— begin —

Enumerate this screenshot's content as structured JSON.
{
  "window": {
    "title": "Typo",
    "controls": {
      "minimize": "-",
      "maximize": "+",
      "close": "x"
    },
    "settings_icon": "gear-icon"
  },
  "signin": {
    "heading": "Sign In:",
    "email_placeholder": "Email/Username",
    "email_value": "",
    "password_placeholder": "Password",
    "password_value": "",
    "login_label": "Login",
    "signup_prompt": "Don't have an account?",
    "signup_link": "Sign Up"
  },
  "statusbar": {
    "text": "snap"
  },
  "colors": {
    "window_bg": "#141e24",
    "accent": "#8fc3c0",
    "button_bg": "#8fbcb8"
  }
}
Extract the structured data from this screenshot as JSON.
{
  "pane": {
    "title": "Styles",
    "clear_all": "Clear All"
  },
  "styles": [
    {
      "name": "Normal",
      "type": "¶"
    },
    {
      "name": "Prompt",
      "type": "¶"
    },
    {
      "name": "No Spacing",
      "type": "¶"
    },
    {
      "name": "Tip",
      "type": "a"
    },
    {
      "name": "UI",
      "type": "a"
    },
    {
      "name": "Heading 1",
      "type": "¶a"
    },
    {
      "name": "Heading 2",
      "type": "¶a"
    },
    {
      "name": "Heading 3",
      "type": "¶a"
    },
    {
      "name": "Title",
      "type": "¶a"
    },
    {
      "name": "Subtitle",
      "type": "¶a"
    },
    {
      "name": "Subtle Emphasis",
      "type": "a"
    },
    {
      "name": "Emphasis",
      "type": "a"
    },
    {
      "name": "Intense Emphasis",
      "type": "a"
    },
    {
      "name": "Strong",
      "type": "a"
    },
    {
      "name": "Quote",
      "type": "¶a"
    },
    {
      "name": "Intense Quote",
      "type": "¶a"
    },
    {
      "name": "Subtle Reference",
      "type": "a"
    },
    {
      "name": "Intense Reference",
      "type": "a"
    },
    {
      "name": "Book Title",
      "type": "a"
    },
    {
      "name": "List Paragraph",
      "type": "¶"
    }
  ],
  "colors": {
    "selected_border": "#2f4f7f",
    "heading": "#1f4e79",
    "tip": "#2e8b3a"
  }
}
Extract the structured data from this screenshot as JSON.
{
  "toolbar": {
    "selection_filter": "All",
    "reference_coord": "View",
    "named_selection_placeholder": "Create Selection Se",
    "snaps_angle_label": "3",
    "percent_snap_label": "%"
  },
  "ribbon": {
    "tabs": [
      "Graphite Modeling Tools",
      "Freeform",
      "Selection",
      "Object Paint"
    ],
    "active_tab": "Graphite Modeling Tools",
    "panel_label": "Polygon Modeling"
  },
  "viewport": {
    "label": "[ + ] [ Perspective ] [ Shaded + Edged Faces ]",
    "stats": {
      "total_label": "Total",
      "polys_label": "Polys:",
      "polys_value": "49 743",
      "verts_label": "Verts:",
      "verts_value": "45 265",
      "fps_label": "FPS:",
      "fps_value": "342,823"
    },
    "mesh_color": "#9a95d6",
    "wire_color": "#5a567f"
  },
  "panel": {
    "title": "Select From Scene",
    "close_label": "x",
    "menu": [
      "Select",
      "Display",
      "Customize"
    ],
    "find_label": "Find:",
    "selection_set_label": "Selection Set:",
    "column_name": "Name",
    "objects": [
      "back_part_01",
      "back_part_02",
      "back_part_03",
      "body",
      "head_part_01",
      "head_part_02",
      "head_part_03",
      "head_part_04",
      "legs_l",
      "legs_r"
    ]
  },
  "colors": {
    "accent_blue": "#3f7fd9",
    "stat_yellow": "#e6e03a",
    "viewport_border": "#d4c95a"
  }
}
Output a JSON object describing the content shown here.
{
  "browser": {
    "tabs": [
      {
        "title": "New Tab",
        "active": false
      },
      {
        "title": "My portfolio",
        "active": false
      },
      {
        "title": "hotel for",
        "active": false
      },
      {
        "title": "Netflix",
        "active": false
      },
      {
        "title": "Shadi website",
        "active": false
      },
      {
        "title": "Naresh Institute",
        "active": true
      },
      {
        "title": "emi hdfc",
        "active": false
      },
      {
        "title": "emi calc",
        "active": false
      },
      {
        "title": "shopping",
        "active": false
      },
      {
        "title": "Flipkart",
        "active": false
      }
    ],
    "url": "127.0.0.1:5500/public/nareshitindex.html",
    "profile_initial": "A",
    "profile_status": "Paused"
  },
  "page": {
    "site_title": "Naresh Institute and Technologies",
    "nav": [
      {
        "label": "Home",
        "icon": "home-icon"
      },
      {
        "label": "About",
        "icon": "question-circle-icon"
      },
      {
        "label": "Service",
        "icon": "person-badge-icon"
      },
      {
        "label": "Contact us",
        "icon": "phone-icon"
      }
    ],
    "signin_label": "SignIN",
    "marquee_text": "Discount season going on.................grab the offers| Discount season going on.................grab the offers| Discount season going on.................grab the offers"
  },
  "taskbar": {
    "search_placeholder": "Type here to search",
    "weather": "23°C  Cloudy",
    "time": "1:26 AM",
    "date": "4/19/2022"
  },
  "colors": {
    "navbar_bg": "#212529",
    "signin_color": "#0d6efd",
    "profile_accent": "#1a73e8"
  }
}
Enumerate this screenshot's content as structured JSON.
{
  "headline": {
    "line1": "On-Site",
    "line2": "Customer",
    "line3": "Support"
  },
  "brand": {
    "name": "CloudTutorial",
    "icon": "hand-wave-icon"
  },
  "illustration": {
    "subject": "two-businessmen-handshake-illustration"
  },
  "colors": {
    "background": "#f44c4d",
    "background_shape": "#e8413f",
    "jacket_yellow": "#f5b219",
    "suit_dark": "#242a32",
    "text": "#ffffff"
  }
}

— end —

_GOAL_: Print the listing above in its entirety, with every line exact.

_REPLY_:
Enumerate this screenshot's content as structured JSON.
{
  "window": {
    "title": "Typo",
    "controls": {
      "minimize": "-",
      "maximize": "+",
      "close": "x"
    },
    "settings_icon": "gear-icon"
  },
  "signin": {
    "heading": "Sign In:",
    "email_placeholder": "Email/Username",
    "email_value": "",
    "password_placeholder": "Password",
    "password_value": "",
    "login_label": "Login",
    "signup_prompt": "Don't have an account?",
    "signup_link": "Sign Up"
  },
  "statusbar": {
    "text": "snap"
  },
  "colors": {
    "window_bg": "#141e24",
    "accent": "#8fc3c0",
    "button_bg": "#8fbcb8"
  }
}
Extract the structured data from this screenshot as JSON.
{
  "pane": {
    "title": "Styles",
    "clear_all": "Clear All"
  },
  "styles": [
    {
      "name": "Normal",
      "type": "¶"
    },
    {
      "name": "Prompt",
      "type": "¶"
    },
    {
      "name": "No Spacing",
      "type": "¶"
    },
    {
      "name": "Tip",
      "type": "a"
    },
    {
      "name": "UI",
      "type": "a"
    },
    {
      "name": "Heading 1",
      "type": "¶a"
    },
    {
      "name": "Heading 2",
      "type": "¶a"
    },
    {
      "name": "Heading 3",
      "type": "¶a"
    },
    {
      "name": "Title",
      "type": "¶a"
    },
    {
      "name": "Subtitle",
      "type": "¶a"
    },
    {
      "name": "Subtle Emphasis",
      "type": "a"
    },
    {
      "name": "Emphasis",
      "type": "a"
    },
    {
      "name": "Intense Emphasis",
      "type": "a"
    },
    {
      "name": "Strong",
      "type": "a"
    },
    {
      "name": "Quote",
      "type": "¶a"
    },
    {
      "name": "Intense Quote",
      "type": "¶a"
    },
    {
      "name": "Subtle Reference",
      "type": "a"
    },
    {
      "name": "Intense Reference",
      "type": "a"
    },
    {
      "name": "Book Title",
      "type": "a"
    },
    {
      "name": "List Paragraph",
      "type": "¶"
    }
  ],
  "colors": {
    "selected_border": "#2f4f7f",
    "heading": "#1f4e79",
    "tip": "#2e8b3a"
  }
}
Extract the structured data from this screenshot as JSON.
{
  "toolbar": {
    "selection_filter": "All",
    "reference_coord": "View",
    "named_selection_placeholder": "Create Selection Se",
    "snaps_angle_label": "3",
    "percent_snap_label": "%"
  },
  "ribbon": {
    "tabs": [
      "Graphite Modeling Tools",
      "Freeform",
      "Selection",
      "Object Paint"
    ],
    "active_tab": "Graphite Modeling Tools",
    "panel_label": "Polygon Modeling"
  },
  "viewport": {
    "label": "[ + ] [ Perspective ] [ Shaded + Edged Faces ]",
    "stats": {
      "total_label": "Total",
      "polys_label": "Polys:",
      "polys_value": "49 743",
      "verts_label": "Verts:",
      "verts_value": "45 265",
      "fps_label": "FPS:",
      "fps_value": "342,823"
    },
    "mesh_color": "#9a95d6",
    "wire_color": "#5a567f"
  },
  "panel": {
    "title": "Select From Scene",
    "close_label": "x",
    "menu": [
      "Select",
      "Display",
      "Customize"
    ],
    "find_label": "Find:",
    "selection_set_label": "Selection Set:",
    "column_name": "Name",
    "objects": [
      "back_part_01",
      "back_part_02",
      "back_part_03",
      "body",
      "head_part_01",
      "head_part_02",
      "head_part_03",
      "head_part_04",
      "legs_l",
      "legs_r"
    ]
  },
  "colors": {
    "accent_blue": "#3f7fd9",
    "stat_yellow": "#e6e03a",
    "viewport_border": "#d4c95a"
  }
}
Output a JSON object describing the content shown here.
{
  "browser": {
    "tabs": [
      {
        "title": "New Tab",
        "active": false
      },
      {
        "title": "My portfolio",
        "active": false
      },
      {
        "title": "hotel for",
        "active": false
      },
      {
        "title": "Netflix",
        "active": false
      },
      {
        "title": "Shadi website",
        "active": false
      },
      {
        "title": "Naresh Institute",
        "active": true
      },
      {
        "title": "emi hdfc",
        "active": false
      },
      {
        "title": "emi calc",
        "active": false
      },
      {
        "title": "shopping",
        "active": false
      },
      {
        "title": "Flipkart",
        "active": false
      }
    ],
    "url": "127.0.0.1:5500/public/nareshitindex.html",
    "profile_initial": "A",
    "profile_status": "Paused"
  },
  "page": {
    "site_title": "Naresh Institute and Technologies",
    "nav": [
      {
        "label": "Home",
        "icon": "home-icon"
      },
      {
        "label": "About",
        "icon": "question-circle-icon"
      },
      {
        "label": "Service",
        "icon": "person-badge-icon"
      },
      {
        "label": "Contact us",
        "icon": "phone-icon"
      }
    ],
    "signin_label": "SignIN",
    "marquee_text": "Discount season going on.................grab the offers| Discount season going on.................grab the offers| Discount season going on.................grab the offers"
  },
  "taskbar": {
    "search_placeholder": "Type here to search",
    "weather": "23°C  Cloudy",
    "time": "1:26 AM",
    "date": "4/19/2022"
  },
  "colors": {
    "navbar_bg": "#212529",
    "signin_color": "#0d6efd",
    "profile_accent": "#1a73e8"
  }
}
Enumerate this screenshot's content as structured JSON.
{
  "headline": {
    "line1": "On-Site",
    "line2": "Customer",
    "line3": "Support"
  },
  "brand": {
    "name": "CloudTutorial",
    "icon": "hand-wave-icon"
  },
  "illustration": {
    "subject": "two-businessmen-handshake-illustration"
  },
  "colors": {
    "background": "#f44c4d",
    "background_shape": "#e8413f",
    "jacket_yellow": "#f5b219",
    "suit_dark": "#242a32",
    "text": "#ffffff"
  }
}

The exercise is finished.